**Exercise set**
[A] According to the bank apprenticeship text, roughly what percentage of apprentices who complete their training find full-time employment within a short time, according to evaluation reports on the National Apprenticeship Promotion Scheme?
[B] Reproduce the passage of the bank apprenticeship text starting with "Every bank notification" and going on through "after training ends.".

* Begin Excerpt to read *

This is the question
every applicant wants answered, and the honest answer is: No, there is no guarantee
of permanent employment.
Every bank notification
explicitly states: "This is a 12-month apprenticeship only, with no
guarantee of absorption or regular employment in the Bank."
Apprentices are not bank
employees during training, and they do not become bank employees automatically
after training ends.
However, here is the
realistic picture:
What Can Happen After Your 12 Months
- You can independently apply for regular bank recruitment exams (IBPS PO,
IBPS Clerk, SBI PO, SBI Clerk, etc.) like any other graduate. Your
apprenticeship experience will strengthen your interview and give you an
edge.
- Some banks value internal apprentice
experience during their regular
recruitment interviews. While not formally stated, branch managers often
give positive feedback about apprentices who performed well.
- Your profile becomes stronger. Candidates who have completed bank
apprenticeship training are significantly better prepared for banking
competitive exams because they understand banking operations from the
inside.
- Third-party data is encouraging. According to evaluation reports on the
National Apprenticeship Promotion Scheme (NAPS), approximately 72% of
apprentices who complete their training find full-time employment
within a short time — either in banking or in other sectors. This is
because the training adds practical credibility to their resume.
- Some state-level cooperative banks and private
banks actively prefer
candidates with PSB apprenticeship experience for junior roles.

* End Excerpt to read *
* Begin Data extract *

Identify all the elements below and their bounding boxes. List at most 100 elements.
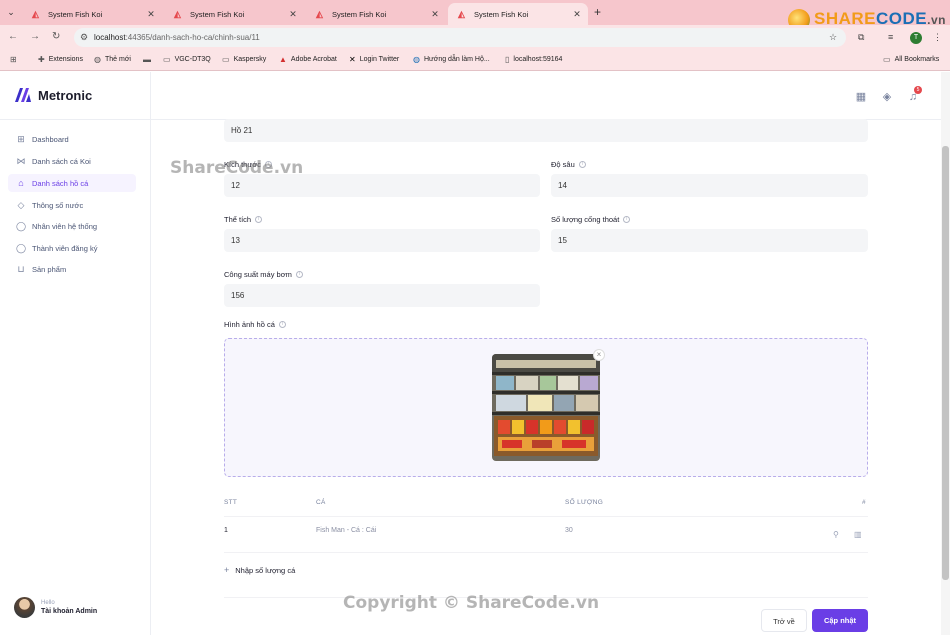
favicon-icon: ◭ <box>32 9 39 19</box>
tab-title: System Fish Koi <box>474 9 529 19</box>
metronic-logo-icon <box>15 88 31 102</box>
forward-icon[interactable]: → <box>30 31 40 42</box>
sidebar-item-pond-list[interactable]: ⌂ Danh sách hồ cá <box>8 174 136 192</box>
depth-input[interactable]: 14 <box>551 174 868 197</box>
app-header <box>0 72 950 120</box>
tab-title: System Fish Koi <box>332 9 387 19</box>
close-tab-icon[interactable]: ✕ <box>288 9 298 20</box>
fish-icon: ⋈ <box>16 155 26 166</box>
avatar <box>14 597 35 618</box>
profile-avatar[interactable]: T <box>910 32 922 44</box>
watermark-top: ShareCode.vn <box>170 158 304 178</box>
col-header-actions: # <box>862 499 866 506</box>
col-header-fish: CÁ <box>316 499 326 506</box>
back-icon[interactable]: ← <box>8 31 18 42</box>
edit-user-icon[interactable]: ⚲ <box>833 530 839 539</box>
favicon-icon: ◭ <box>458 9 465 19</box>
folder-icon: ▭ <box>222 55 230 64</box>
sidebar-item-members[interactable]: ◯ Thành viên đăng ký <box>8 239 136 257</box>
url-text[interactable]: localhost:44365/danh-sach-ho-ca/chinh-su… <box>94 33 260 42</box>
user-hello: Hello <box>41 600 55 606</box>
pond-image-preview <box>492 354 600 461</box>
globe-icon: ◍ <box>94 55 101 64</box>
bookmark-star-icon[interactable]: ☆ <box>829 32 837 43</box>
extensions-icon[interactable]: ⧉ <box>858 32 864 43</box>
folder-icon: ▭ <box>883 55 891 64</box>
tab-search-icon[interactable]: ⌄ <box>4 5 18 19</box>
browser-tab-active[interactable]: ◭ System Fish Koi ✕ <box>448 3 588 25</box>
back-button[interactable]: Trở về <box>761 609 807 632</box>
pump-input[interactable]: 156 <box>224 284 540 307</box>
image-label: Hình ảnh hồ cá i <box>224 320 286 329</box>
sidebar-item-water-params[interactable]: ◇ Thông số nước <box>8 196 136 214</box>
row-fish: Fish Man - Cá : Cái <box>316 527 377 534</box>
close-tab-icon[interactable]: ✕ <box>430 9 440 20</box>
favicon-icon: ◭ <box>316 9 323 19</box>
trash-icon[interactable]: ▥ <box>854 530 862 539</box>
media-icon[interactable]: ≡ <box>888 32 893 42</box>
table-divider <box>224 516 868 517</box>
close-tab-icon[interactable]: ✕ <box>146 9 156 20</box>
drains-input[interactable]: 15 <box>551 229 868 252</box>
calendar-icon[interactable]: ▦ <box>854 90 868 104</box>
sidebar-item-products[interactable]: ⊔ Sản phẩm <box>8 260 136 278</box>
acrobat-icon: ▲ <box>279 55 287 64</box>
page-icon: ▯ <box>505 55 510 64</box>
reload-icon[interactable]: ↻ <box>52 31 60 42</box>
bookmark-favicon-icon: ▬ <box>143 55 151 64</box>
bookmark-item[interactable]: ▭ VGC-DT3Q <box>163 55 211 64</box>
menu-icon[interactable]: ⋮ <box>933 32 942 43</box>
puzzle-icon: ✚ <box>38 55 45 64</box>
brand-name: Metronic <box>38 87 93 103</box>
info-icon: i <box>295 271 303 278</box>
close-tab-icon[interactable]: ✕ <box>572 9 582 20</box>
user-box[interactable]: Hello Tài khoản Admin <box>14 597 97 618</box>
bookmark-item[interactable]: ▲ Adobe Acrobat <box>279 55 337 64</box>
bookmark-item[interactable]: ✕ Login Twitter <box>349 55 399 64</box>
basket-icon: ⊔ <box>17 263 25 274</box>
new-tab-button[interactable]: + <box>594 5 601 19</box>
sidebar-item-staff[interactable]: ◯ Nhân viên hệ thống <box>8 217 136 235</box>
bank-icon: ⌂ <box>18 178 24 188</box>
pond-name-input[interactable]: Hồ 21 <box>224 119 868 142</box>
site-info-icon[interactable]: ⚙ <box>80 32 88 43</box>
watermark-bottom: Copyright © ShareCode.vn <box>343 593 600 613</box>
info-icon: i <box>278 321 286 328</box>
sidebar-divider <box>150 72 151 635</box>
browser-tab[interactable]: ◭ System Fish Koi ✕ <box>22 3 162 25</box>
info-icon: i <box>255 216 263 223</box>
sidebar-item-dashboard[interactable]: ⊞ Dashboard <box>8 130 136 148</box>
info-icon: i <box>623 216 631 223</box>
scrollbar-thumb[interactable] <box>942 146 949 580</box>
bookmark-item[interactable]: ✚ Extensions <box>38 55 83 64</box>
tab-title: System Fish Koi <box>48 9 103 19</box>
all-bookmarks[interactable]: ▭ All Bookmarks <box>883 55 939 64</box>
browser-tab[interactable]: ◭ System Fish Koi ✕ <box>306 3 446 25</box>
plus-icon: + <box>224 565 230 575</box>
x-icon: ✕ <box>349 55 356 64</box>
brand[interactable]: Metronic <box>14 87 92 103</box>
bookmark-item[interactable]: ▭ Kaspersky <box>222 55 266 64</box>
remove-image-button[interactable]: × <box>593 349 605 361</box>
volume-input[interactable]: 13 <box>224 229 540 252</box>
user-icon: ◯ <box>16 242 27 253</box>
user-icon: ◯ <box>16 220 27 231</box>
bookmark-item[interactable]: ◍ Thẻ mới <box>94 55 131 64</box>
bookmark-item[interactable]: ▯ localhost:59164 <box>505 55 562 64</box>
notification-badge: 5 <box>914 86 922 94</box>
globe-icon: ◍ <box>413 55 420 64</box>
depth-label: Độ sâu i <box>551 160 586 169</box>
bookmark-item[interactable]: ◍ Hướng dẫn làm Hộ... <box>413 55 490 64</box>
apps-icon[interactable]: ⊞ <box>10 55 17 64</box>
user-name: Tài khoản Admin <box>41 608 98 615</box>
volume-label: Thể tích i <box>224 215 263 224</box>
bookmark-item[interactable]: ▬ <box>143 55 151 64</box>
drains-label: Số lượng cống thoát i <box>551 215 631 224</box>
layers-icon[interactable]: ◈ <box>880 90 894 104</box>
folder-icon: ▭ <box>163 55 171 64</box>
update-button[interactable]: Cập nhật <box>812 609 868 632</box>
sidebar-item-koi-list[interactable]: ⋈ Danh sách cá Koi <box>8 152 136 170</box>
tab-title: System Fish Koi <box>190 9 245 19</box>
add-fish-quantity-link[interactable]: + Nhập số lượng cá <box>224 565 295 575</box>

* End Data extract *

**Complete answers**
[A] Approximately 72%

[B]
Every bank notification
explicitly states: "This is a 12-month apprenticeship only, with no
guarantee of absorption or regular employment in the Bank."
Apprentices are not bank
employees during training, and they do not become bank employees automatically
after training ends.